* Stated goal
Return only the number of lines in the entries below that hold the word "Lampu".

-- Stored rows start --

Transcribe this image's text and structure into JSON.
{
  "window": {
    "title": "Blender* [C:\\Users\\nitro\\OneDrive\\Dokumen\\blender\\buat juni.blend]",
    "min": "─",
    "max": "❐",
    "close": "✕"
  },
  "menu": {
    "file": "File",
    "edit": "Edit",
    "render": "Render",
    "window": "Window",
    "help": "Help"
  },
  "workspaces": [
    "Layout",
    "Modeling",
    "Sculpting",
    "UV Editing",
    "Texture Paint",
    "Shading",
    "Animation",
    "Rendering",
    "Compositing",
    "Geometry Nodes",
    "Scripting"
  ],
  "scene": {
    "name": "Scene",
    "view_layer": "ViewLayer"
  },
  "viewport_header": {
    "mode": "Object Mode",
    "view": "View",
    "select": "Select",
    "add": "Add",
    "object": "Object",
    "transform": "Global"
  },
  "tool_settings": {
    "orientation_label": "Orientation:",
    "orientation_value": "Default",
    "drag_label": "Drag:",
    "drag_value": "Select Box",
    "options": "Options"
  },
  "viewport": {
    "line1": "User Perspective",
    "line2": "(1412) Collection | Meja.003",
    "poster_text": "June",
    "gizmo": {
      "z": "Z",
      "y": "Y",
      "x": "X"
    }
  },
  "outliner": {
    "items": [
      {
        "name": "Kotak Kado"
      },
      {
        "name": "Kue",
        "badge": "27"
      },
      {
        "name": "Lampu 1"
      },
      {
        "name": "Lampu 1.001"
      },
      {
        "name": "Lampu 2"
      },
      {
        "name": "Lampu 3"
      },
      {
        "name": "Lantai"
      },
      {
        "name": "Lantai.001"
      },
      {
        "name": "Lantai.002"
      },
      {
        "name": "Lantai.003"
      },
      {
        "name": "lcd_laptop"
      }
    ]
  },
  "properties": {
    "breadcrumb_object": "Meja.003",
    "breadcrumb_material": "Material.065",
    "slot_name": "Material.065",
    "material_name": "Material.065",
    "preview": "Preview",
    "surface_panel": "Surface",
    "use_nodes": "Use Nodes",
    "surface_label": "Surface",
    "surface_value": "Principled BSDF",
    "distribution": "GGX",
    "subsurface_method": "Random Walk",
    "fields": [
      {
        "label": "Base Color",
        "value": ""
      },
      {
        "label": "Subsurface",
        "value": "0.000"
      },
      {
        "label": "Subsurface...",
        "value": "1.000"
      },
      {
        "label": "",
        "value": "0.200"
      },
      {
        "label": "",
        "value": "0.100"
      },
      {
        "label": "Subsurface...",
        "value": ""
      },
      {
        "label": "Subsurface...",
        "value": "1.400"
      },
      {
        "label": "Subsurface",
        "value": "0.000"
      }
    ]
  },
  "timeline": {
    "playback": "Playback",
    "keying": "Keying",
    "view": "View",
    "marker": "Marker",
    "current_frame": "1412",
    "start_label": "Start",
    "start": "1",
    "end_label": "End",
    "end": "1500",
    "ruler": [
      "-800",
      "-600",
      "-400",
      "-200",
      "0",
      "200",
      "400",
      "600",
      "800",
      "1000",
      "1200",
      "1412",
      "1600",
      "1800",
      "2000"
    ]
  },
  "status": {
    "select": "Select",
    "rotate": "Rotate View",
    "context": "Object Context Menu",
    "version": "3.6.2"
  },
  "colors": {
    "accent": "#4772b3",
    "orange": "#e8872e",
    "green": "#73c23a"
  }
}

-- Stored rows end --

* Solution for this task
4